= Exercise objective =
Output all of the records exactly as written.

= Given data =
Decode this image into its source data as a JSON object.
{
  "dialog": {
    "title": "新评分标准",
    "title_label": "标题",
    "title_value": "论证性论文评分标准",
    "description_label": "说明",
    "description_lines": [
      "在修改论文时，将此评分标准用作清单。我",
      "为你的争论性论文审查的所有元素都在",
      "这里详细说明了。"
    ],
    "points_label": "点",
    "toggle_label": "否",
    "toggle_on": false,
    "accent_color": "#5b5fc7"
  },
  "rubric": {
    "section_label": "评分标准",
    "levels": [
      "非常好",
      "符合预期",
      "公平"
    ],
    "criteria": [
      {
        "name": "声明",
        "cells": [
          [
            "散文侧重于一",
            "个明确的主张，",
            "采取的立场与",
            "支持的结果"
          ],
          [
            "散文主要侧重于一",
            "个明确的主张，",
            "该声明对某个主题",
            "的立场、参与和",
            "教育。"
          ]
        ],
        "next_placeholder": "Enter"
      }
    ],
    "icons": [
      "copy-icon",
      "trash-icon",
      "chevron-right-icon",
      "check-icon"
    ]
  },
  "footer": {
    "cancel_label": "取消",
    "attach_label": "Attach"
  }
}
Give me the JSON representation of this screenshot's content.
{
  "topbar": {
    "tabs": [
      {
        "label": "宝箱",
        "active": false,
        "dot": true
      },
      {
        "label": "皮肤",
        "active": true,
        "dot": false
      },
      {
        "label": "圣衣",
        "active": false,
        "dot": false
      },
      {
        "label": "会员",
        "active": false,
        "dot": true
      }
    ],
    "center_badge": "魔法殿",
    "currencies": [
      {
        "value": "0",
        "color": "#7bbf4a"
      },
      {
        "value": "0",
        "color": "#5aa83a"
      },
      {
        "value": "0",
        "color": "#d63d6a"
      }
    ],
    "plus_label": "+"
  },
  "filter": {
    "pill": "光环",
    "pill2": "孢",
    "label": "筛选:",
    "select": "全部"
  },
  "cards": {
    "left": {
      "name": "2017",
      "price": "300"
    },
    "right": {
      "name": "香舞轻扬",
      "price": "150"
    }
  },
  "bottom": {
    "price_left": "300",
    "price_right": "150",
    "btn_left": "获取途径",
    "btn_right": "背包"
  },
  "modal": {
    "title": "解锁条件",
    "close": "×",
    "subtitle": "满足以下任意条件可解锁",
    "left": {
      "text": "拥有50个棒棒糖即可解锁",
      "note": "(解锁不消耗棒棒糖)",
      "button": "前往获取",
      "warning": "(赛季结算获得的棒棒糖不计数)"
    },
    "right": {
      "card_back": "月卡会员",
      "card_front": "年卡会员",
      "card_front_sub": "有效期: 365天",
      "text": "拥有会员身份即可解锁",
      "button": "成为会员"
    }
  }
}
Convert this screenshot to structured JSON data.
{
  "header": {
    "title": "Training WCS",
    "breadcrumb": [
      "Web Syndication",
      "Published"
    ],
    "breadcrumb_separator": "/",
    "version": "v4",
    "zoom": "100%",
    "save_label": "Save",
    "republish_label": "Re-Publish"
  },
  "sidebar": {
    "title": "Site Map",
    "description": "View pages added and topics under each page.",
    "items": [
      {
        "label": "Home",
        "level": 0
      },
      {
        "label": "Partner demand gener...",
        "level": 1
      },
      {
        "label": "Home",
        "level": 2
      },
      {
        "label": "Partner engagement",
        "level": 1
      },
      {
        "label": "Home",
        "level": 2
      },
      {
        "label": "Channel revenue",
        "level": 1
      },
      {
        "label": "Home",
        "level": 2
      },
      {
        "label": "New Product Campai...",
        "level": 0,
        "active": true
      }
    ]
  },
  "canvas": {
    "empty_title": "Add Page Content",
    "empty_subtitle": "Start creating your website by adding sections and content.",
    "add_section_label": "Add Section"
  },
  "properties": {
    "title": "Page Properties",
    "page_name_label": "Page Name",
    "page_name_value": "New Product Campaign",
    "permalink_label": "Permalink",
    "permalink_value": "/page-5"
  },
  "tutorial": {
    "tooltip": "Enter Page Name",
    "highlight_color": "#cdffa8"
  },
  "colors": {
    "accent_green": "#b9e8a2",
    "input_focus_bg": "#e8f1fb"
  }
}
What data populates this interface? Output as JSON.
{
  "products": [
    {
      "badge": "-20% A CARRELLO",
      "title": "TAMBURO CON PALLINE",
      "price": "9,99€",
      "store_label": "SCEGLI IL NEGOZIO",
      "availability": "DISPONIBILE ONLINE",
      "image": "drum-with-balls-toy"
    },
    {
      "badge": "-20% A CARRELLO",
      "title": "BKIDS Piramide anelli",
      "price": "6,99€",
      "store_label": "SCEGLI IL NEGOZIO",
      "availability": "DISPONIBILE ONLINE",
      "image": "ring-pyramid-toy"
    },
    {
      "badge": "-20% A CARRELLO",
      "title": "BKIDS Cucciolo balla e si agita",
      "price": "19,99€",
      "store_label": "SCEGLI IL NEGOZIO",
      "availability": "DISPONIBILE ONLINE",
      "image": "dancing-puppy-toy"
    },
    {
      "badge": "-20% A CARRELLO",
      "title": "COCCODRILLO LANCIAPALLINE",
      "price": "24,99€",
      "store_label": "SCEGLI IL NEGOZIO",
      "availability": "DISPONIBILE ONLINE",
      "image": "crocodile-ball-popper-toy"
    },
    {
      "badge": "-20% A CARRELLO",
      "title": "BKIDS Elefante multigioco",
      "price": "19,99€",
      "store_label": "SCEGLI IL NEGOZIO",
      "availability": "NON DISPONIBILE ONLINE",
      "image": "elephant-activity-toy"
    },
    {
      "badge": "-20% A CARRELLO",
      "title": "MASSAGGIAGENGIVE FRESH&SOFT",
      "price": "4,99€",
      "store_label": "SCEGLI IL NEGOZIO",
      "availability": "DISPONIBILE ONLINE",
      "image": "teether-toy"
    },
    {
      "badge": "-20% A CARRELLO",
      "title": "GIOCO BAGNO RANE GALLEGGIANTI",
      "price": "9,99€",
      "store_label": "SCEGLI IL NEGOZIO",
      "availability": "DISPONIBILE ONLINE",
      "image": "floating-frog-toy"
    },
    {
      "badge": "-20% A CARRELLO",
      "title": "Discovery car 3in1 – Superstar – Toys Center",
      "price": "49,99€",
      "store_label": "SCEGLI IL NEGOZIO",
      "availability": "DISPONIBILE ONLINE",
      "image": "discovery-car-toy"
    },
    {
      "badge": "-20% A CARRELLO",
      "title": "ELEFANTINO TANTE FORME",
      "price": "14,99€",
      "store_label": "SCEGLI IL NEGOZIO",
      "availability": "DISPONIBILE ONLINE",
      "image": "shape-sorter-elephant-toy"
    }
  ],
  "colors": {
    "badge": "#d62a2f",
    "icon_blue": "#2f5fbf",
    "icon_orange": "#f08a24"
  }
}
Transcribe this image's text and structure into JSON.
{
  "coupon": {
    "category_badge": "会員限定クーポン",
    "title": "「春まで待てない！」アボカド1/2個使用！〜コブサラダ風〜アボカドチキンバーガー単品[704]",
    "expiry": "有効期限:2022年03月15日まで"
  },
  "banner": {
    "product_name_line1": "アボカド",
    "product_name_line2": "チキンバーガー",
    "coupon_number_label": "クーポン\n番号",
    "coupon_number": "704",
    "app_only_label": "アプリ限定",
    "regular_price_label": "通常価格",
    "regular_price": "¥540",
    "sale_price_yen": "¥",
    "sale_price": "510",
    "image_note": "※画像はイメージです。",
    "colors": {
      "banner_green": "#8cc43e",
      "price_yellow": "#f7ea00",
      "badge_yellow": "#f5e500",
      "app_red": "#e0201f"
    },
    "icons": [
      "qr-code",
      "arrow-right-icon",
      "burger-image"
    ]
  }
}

= Output below =
Decode this image into its source data as a JSON object.
{
  "dialog": {
    "title": "新评分标准",
    "title_label": "标题",
    "title_value": "论证性论文评分标准",
    "description_label": "说明",
    "description_lines": [
      "在修改论文时，将此评分标准用作清单。我",
      "为你的争论性论文审查的所有元素都在",
      "这里详细说明了。"
    ],
    "points_label": "点",
    "toggle_label": "否",
    "toggle_on": false,
    "accent_color": "#5b5fc7"
  },
  "rubric": {
    "section_label": "评分标准",
    "levels": [
      "非常好",
      "符合预期",
      "公平"
    ],
    "criteria": [
      {
        "name": "声明",
        "cells": [
          [
            "散文侧重于一",
            "个明确的主张，",
            "采取的立场与",
            "支持的结果"
          ],
          [
            "散文主要侧重于一",
            "个明确的主张，",
            "该声明对某个主题",
            "的立场、参与和",
            "教育。"
          ]
        ],
        "next_placeholder": "Enter"
      }
    ],
    "icons": [
      "copy-icon",
      "trash-icon",
      "chevron-right-icon",
      "check-icon"
    ]
  },
  "footer": {
    "cancel_label": "取消",
    "attach_label": "Attach"
  }
}
Give me the JSON representation of this screenshot's content.
{
  "topbar": {
    "tabs": [
      {
        "label": "宝箱",
        "active": false,
        "dot": true
      },
      {
        "label": "皮肤",
        "active": true,
        "dot": false
      },
      {
        "label": "圣衣",
        "active": false,
        "dot": false
      },
      {
        "label": "会员",
        "active": false,
        "dot": true
      }
    ],
    "center_badge": "魔法殿",
    "currencies": [
      {
        "value": "0",
        "color": "#7bbf4a"
      },
      {
        "value": "0",
        "color": "#5aa83a"
      },
      {
        "value": "0",
        "color": "#d63d6a"
      }
    ],
    "plus_label": "+"
  },
  "filter": {
    "pill": "光环",
    "pill2": "孢",
    "label": "筛选:",
    "select": "全部"
  },
  "cards": {
    "left": {
      "name": "2017",
      "price": "300"
    },
    "right": {
      "name": "香舞轻扬",
      "price": "150"
    }
  },
  "bottom": {
    "price_left": "300",
    "price_right": "150",
    "btn_left": "获取途径",
    "btn_right": "背包"
  },
  "modal": {
    "title": "解锁条件",
    "close": "×",
    "subtitle": "满足以下任意条件可解锁",
    "left": {
      "text": "拥有50个棒棒糖即可解锁",
      "note": "(解锁不消耗棒棒糖)",
      "button": "前往获取",
      "warning": "(赛季结算获得的棒棒糖不计数)"
    },
    "right": {
      "card_back": "月卡会员",
      "card_front": "年卡会员",
      "card_front_sub": "有效期: 365天",
      "text": "拥有会员身份即可解锁",
      "button": "成为会员"
    }
  }
}
Convert this screenshot to structured JSON data.
{
  "header": {
    "title": "Training WCS",
    "breadcrumb": [
      "Web Syndication",
      "Published"
    ],
    "breadcrumb_separator": "/",
    "version": "v4",
    "zoom": "100%",
    "save_label": "Save",
    "republish_label": "Re-Publish"
  },
  "sidebar": {
    "title": "Site Map",
    "description": "View pages added and topics under each page.",
    "items": [
      {
        "label": "Home",
        "level": 0
      },
      {
        "label": "Partner demand gener...",
        "level": 1
      },
      {
        "label": "Home",
        "level": 2
      },
      {
        "label": "Partner engagement",
        "level": 1
      },
      {
        "label": "Home",
        "level": 2
      },
      {
        "label": "Channel revenue",
        "level": 1
      },
      {
        "label": "Home",
        "level": 2
      },
      {
        "label": "New Product Campai...",
        "level": 0,
        "active": true
      }
    ]
  },
  "canvas": {
    "empty_title": "Add Page Content",
    "empty_subtitle": "Start creating your website by adding sections and content.",
    "add_section_label": "Add Section"
  },
  "properties": {
    "title": "Page Properties",
    "page_name_label": "Page Name",
    "page_name_value": "New Product Campaign",
    "permalink_label": "Permalink",
    "permalink_value": "/page-5"
  },
  "tutorial": {
    "tooltip": "Enter Page Name",
    "highlight_color": "#cdffa8"
  },
  "colors": {
    "accent_green": "#b9e8a2",
    "input_focus_bg": "#e8f1fb"
  }
}
What data populates this interface? Output as JSON.
{
  "products": [
    {
      "badge": "-20% A CARRELLO",
      "title": "TAMBURO CON PALLINE",
      "price": "9,99€",
      "store_label": "SCEGLI IL NEGOZIO",
      "availability": "DISPONIBILE ONLINE",
      "image": "drum-with-balls-toy"
    },
    {
      "badge": "-20% A CARRELLO",
      "title": "BKIDS Piramide anelli",
      "price": "6,99€",
      "store_label": "SCEGLI IL NEGOZIO",
      "availability": "DISPONIBILE ONLINE",
      "image": "ring-pyramid-toy"
    },
    {
      "badge": "-20% A CARRELLO",
      "title": "BKIDS Cucciolo balla e si agita",
      "price": "19,99€",
      "store_label": "SCEGLI IL NEGOZIO",
      "availability": "DISPONIBILE ONLINE",
      "image": "dancing-puppy-toy"
    },
    {
      "badge": "-20% A CARRELLO",
      "title": "COCCODRILLO LANCIAPALLINE",
      "price": "24,99€",
      "store_label": "SCEGLI IL NEGOZIO",
      "availability": "DISPONIBILE ONLINE",
      "image": "crocodile-ball-popper-toy"
    },
    {
      "badge": "-20% A CARRELLO",
      "title": "BKIDS Elefante multigioco",
      "price": "19,99€",
      "store_label": "SCEGLI IL NEGOZIO",
      "availability": "NON DISPONIBILE ONLINE",
      "image": "elephant-activity-toy"
    },
    {
      "badge": "-20% A CARRELLO",
      "title": "MASSAGGIAGENGIVE FRESH&SOFT",
      "price": "4,99€",
      "store_label": "SCEGLI IL NEGOZIO",
      "availability": "DISPONIBILE ONLINE",
      "image": "teether-toy"
    },
    {
      "badge": "-20% A CARRELLO",
      "title": "GIOCO BAGNO RANE GALLEGGIANTI",
      "price": "9,99€",
      "store_label": "SCEGLI IL NEGOZIO",
      "availability": "DISPONIBILE ONLINE",
      "image": "floating-frog-toy"
    },
    {
      "badge": "-20% A CARRELLO",
      "title": "Discovery car 3in1 – Superstar – Toys Center",
      "price": "49,99€",
      "store_label": "SCEGLI IL NEGOZIO",
      "availability": "DISPONIBILE ONLINE",
      "image": "discovery-car-toy"
    },
    {
      "badge": "-20% A CARRELLO",
      "title": "ELEFANTINO TANTE FORME",
      "price": "14,99€",
      "store_label": "SCEGLI IL NEGOZIO",
      "availability": "DISPONIBILE ONLINE",
      "image": "shape-sorter-elephant-toy"
    }
  ],
  "colors": {
    "badge": "#d62a2f",
    "icon_blue": "#2f5fbf",
    "icon_orange": "#f08a24"
  }
}
Transcribe this image's text and structure into JSON.
{
  "coupon": {
    "category_badge": "会員限定クーポン",
    "title": "「春まで待てない！」アボカド1/2個使用！〜コブサラダ風〜アボカドチキンバーガー単品[704]",
    "expiry": "有効期限:2022年03月15日まで"
  },
  "banner": {
    "product_name_line1": "アボカド",
    "product_name_line2": "チキンバーガー",
    "coupon_number_label": "クーポン\n番号",
    "coupon_number": "704",
    "app_only_label": "アプリ限定",
    "regular_price_label": "通常価格",
    "regular_price": "¥540",
    "sale_price_yen": "¥",
    "sale_price": "510",
    "image_note": "※画像はイメージです。",
    "colors": {
      "banner_green": "#8cc43e",
      "price_yellow": "#f7ea00",
      "badge_yellow": "#f5e500",
      "app_red": "#e0201f"
    },
    "icons": [
      "qr-code",
      "arrow-right-icon",
      "burger-image"
    ]
  }
}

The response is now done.